'''

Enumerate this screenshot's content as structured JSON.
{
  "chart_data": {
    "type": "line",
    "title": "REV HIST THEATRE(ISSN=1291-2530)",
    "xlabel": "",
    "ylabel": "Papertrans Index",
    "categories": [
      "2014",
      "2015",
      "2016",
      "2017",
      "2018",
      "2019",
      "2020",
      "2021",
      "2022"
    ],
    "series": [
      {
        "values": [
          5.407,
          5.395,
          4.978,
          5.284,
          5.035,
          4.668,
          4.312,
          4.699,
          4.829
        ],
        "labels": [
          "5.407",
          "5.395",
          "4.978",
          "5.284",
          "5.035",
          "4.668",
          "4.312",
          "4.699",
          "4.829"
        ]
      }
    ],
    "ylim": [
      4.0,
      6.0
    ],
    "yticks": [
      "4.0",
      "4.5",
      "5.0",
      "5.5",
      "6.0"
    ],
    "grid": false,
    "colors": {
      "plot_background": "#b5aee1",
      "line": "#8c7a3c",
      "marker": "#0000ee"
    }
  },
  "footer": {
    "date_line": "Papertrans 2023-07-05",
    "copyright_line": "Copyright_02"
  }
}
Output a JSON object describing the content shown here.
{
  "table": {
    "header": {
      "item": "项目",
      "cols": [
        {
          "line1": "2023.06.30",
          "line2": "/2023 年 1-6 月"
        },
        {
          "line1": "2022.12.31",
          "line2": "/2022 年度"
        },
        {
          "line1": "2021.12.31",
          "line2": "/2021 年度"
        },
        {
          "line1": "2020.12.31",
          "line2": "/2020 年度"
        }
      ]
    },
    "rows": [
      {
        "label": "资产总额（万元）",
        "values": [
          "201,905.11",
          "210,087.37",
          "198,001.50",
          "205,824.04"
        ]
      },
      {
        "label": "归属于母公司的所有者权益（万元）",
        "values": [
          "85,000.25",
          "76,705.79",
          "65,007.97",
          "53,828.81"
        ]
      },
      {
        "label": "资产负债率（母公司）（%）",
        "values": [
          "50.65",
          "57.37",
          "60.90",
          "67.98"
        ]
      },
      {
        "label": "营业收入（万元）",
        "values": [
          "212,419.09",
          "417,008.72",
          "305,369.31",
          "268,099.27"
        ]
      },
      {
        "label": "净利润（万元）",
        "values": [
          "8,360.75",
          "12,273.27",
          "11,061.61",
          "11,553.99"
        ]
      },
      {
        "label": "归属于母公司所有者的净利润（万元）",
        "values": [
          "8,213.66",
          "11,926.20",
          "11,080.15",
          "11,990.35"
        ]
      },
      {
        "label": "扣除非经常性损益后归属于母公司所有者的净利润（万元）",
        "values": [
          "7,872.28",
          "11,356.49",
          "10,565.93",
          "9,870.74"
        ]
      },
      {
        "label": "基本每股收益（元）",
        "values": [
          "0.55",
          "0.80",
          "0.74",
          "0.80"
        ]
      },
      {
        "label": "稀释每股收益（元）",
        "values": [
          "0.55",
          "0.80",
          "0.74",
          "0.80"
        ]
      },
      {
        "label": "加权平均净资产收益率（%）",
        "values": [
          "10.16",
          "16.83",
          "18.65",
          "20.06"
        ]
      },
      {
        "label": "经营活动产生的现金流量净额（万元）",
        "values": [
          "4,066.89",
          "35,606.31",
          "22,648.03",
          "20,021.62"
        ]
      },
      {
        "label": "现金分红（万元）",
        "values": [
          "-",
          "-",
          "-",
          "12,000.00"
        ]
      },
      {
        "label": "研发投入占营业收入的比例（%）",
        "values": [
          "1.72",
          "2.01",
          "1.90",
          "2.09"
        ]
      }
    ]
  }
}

'''

*PROBLEM*:
Pull out all lines from the entries above in which the word "Papertrans" appears.

*RESPONSE FOR THIS EXERCISE*:
    "ylabel": "Papertrans Index",
    "date_line": "Papertrans 2023-07-05",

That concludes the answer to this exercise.